• WRITTEN INSTRUCTION: Whenever a line below holds the word "parturient", copy that line.

--------

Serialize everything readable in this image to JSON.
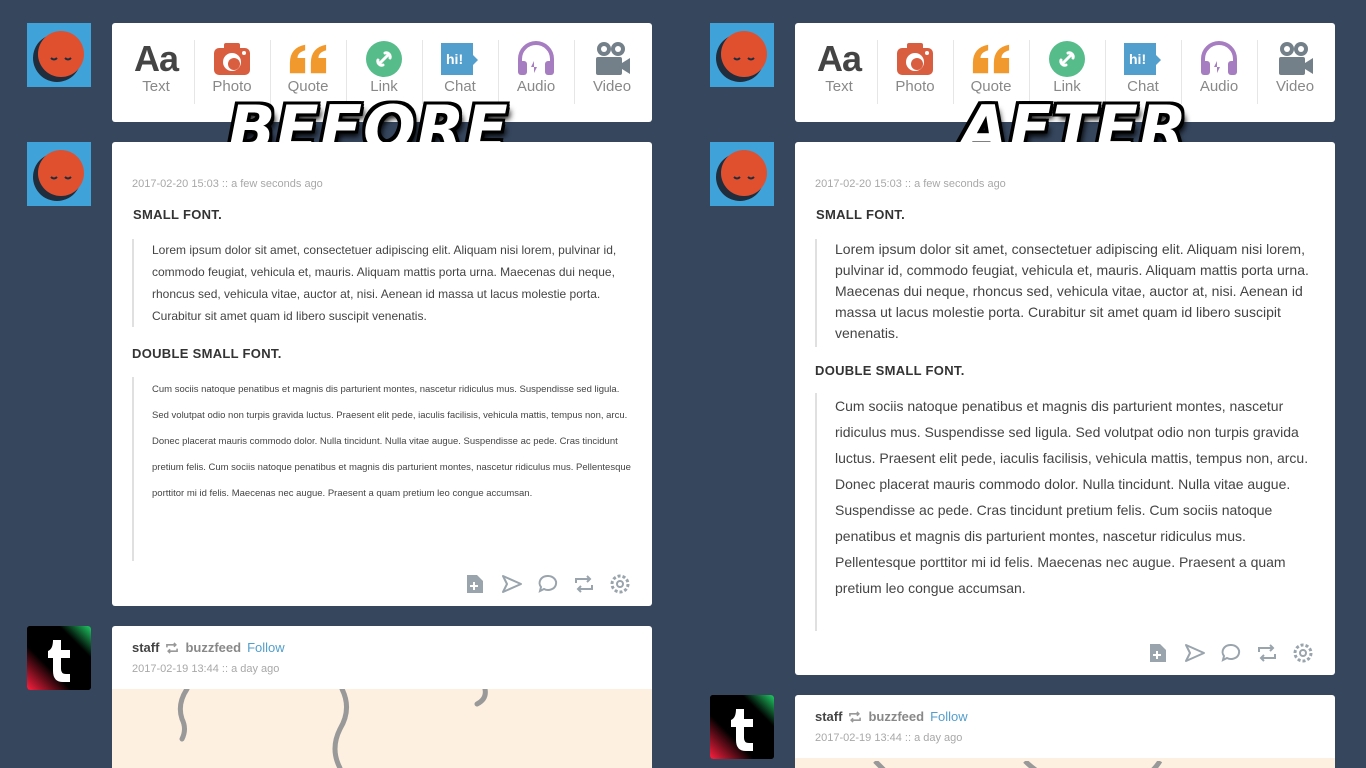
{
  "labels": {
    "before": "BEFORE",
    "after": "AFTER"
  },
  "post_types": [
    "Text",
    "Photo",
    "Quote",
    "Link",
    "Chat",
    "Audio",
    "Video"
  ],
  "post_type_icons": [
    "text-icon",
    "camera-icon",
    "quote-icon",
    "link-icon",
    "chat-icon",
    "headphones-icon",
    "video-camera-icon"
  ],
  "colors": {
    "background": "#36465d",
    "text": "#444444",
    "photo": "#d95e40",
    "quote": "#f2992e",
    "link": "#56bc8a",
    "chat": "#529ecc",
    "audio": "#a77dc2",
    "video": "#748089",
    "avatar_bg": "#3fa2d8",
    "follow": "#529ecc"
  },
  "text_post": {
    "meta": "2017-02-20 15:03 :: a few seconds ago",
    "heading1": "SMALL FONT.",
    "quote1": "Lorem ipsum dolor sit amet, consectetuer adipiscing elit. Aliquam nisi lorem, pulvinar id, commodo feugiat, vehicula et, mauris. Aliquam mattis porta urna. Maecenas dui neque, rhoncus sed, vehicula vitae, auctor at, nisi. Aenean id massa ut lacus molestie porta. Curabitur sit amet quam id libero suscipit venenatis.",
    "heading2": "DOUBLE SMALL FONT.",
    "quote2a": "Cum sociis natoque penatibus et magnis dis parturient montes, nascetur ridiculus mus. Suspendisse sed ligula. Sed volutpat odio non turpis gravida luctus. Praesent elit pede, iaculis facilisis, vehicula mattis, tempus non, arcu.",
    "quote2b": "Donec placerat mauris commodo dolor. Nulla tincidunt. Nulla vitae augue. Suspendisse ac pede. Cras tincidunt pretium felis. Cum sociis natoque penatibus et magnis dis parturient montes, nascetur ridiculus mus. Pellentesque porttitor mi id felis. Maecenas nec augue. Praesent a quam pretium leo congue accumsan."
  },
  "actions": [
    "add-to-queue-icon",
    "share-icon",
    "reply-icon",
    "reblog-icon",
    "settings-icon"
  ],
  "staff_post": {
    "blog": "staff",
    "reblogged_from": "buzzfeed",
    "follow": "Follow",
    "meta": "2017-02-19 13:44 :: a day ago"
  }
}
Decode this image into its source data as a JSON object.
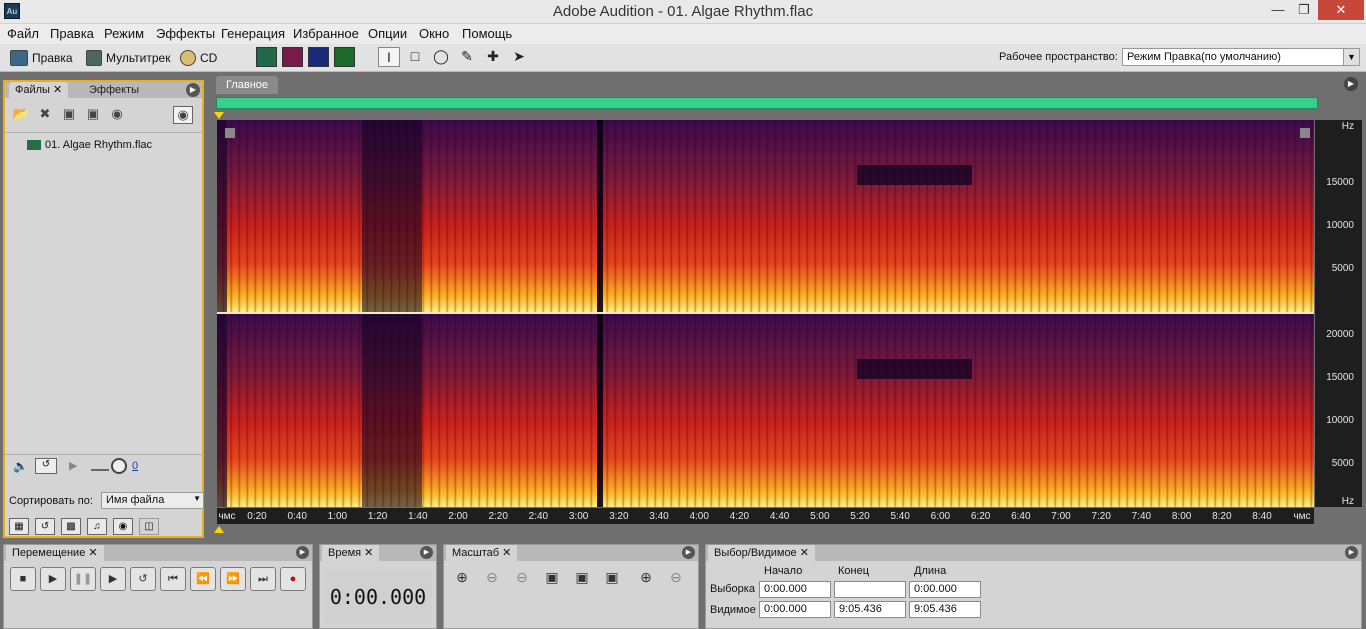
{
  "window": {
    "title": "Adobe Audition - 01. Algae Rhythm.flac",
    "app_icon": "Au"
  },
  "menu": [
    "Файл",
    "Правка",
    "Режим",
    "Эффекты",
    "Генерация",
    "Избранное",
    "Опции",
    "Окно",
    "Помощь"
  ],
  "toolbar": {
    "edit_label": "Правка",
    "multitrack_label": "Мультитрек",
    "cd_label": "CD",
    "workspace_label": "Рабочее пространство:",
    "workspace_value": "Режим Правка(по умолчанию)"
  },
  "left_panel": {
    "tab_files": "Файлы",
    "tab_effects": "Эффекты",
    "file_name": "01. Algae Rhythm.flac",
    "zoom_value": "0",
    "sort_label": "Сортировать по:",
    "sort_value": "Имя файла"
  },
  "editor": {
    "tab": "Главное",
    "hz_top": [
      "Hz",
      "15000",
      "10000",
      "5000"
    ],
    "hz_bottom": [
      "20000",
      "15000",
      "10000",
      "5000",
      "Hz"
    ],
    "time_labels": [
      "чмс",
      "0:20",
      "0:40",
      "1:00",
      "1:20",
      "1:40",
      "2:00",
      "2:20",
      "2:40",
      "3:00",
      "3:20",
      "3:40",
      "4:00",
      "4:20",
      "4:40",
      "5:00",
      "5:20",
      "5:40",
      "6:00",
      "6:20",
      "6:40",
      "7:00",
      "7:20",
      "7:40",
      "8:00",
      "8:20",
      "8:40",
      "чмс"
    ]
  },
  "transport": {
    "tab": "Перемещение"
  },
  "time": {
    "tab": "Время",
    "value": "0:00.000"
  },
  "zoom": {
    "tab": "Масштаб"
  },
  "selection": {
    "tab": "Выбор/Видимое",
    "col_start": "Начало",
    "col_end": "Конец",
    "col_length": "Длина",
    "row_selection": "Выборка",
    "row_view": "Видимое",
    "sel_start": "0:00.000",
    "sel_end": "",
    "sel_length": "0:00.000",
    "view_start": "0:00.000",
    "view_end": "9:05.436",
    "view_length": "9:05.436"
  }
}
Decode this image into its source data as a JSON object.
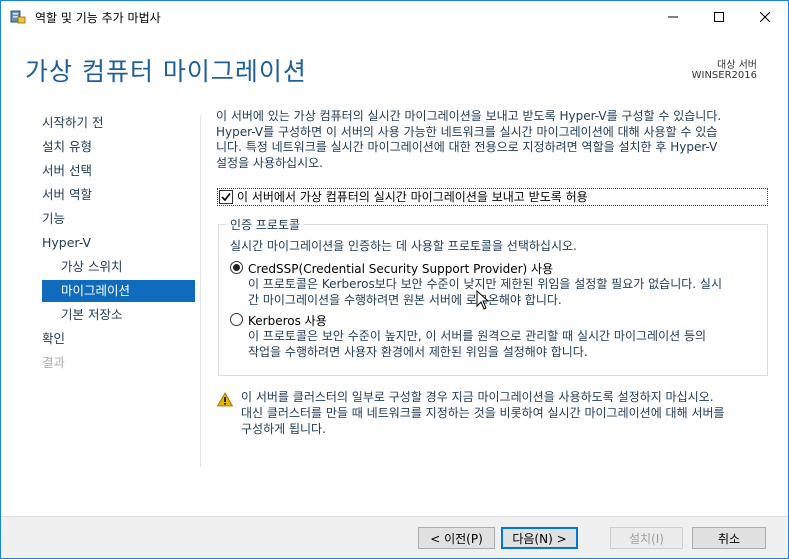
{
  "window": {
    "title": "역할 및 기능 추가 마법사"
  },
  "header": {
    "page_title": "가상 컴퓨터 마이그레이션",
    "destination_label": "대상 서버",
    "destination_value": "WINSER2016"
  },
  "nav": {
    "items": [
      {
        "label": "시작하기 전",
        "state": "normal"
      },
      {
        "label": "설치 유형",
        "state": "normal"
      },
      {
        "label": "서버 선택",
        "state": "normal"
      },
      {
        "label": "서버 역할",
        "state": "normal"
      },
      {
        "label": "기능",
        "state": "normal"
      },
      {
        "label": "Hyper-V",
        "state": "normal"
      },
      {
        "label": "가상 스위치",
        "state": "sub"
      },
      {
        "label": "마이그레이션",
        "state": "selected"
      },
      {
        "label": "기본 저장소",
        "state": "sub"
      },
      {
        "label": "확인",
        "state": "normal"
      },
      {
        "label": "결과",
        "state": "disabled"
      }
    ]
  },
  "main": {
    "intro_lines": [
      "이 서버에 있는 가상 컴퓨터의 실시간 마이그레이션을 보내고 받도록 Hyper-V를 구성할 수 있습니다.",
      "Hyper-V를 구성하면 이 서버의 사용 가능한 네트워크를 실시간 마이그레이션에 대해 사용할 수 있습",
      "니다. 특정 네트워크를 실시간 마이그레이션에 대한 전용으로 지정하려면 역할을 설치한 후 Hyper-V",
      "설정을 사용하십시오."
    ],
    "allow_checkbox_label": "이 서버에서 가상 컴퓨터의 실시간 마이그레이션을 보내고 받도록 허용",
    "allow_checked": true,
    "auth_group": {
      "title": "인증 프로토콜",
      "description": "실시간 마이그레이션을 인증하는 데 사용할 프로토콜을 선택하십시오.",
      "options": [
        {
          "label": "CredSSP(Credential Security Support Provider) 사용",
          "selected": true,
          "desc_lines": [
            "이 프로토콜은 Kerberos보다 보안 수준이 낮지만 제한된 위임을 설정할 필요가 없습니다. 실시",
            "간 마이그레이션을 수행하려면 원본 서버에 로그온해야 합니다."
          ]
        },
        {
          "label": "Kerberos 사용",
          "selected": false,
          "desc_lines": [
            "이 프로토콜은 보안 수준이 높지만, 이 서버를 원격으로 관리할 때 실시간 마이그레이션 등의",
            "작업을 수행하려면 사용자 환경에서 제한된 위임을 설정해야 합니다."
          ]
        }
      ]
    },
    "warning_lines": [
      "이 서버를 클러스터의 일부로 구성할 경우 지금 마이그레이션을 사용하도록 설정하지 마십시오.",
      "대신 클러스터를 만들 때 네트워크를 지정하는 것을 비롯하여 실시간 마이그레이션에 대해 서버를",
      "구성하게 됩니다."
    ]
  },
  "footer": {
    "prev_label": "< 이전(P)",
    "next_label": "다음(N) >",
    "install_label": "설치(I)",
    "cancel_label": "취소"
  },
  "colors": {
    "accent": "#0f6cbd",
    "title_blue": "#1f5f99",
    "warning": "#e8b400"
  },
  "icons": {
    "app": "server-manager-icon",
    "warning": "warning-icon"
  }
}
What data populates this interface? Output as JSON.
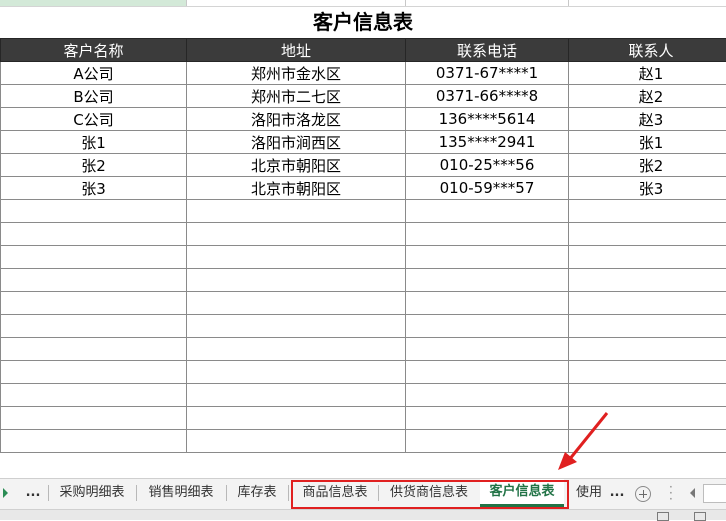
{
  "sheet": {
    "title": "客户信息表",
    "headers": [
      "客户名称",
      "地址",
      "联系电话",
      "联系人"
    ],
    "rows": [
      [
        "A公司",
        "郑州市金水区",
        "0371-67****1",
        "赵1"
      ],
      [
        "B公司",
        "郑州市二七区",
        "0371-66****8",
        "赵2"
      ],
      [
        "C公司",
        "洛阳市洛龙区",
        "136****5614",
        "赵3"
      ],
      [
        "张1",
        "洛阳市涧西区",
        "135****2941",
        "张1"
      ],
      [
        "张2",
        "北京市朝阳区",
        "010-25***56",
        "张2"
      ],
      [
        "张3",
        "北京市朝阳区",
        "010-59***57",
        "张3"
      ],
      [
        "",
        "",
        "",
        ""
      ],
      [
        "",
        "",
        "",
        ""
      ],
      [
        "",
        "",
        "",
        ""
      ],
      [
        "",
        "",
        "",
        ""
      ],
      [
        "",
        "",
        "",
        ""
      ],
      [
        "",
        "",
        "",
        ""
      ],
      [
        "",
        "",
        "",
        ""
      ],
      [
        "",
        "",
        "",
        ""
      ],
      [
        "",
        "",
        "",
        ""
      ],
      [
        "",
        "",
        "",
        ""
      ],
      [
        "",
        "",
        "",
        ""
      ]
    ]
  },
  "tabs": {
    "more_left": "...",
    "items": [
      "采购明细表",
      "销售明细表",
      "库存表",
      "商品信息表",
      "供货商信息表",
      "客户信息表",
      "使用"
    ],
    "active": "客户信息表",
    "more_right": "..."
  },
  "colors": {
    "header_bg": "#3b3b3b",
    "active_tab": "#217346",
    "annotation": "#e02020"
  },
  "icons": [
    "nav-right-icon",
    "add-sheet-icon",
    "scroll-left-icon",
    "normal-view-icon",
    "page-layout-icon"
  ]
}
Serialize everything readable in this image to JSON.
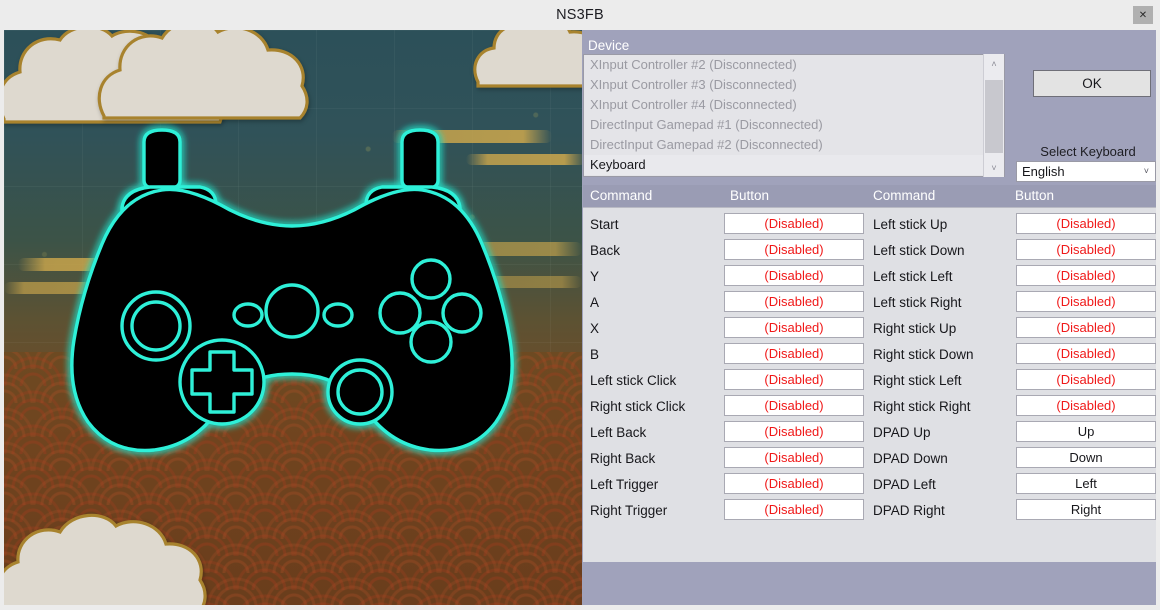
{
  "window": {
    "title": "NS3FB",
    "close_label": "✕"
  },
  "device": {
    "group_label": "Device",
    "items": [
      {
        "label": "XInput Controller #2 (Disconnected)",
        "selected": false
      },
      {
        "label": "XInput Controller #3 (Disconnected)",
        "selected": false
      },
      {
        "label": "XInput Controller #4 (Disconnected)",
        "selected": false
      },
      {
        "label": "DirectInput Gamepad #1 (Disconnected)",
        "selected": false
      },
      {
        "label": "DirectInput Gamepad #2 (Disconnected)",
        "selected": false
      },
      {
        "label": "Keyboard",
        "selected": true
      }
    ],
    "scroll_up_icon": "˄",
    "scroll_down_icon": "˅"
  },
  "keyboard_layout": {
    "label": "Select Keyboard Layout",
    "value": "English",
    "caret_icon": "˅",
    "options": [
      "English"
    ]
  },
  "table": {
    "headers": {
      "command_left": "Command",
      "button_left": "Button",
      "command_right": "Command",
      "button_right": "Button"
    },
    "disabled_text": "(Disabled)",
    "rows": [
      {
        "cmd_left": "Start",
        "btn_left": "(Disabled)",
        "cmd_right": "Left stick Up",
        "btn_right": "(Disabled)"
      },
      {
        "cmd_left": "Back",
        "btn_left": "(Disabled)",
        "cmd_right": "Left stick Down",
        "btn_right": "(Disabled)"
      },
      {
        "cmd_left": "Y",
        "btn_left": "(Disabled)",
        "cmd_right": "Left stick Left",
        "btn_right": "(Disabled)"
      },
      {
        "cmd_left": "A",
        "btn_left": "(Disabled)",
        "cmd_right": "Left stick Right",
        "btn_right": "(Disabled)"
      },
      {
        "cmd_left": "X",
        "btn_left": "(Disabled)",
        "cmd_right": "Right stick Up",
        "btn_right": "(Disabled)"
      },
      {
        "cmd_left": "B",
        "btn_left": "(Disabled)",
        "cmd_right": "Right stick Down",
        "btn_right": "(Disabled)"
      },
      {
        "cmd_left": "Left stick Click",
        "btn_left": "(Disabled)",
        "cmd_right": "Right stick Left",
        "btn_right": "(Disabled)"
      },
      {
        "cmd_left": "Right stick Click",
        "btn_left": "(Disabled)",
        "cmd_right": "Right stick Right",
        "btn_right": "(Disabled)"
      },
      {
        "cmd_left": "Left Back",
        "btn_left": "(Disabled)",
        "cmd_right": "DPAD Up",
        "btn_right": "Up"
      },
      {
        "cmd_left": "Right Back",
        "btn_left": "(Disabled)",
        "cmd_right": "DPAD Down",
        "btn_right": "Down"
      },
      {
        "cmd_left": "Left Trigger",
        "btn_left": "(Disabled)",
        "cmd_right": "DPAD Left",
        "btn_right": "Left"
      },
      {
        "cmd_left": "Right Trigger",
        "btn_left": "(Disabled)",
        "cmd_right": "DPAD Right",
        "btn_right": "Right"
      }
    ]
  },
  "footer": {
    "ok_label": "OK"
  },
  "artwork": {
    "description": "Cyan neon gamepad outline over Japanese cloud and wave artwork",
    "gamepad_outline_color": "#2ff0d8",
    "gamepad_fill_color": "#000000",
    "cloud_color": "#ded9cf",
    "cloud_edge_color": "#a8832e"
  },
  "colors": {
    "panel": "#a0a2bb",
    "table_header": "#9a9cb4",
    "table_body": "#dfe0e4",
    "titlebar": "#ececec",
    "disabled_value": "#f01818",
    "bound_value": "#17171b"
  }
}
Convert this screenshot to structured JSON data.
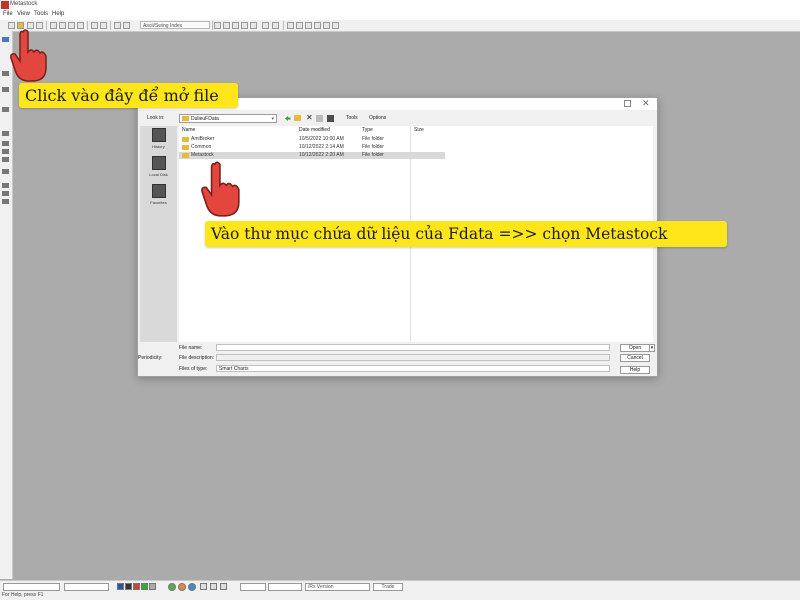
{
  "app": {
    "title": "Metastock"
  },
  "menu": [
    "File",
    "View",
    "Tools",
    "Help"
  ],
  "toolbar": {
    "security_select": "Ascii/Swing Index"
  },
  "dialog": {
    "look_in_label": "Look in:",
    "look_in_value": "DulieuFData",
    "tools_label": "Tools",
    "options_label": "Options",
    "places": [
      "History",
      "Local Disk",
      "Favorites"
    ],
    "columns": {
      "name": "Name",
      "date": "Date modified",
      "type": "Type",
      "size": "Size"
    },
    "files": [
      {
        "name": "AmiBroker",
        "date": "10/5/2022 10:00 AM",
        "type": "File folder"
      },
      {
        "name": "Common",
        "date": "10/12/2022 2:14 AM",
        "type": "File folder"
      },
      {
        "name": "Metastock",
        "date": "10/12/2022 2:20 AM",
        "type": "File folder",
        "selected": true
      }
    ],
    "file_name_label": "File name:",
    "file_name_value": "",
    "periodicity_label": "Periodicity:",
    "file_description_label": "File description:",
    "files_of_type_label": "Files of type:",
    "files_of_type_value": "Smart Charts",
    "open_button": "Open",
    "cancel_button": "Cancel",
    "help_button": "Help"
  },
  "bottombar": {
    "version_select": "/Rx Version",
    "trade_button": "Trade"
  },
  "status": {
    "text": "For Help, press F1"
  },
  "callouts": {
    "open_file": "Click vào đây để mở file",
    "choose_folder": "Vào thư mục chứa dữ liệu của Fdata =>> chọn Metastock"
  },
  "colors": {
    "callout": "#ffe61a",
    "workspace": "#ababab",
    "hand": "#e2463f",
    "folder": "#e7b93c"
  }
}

--------

• WRITTEN RESPONSE:
    "quote2a": "Cum sociis natoque penatibus et magnis dis parturient montes, nascetur ridiculus mus. Suspendisse sed ligula. Sed volutpat odio non turpis gravida luctus. Praesent elit pede, iaculis facilisis, vehicula mattis, tempus non, arcu.",
    "quote2b": "Donec placerat mauris commodo dolor. Nulla tincidunt. Nulla vitae augue. Suspendisse ac pede. Cras tincidunt pretium felis. Cum sociis natoque penatibus et magnis dis parturient montes, nascetur ridiculus mus. Pellentesque porttitor mi id felis. Maecenas nec augue. Praesent a quam pretium leo congue accumsan."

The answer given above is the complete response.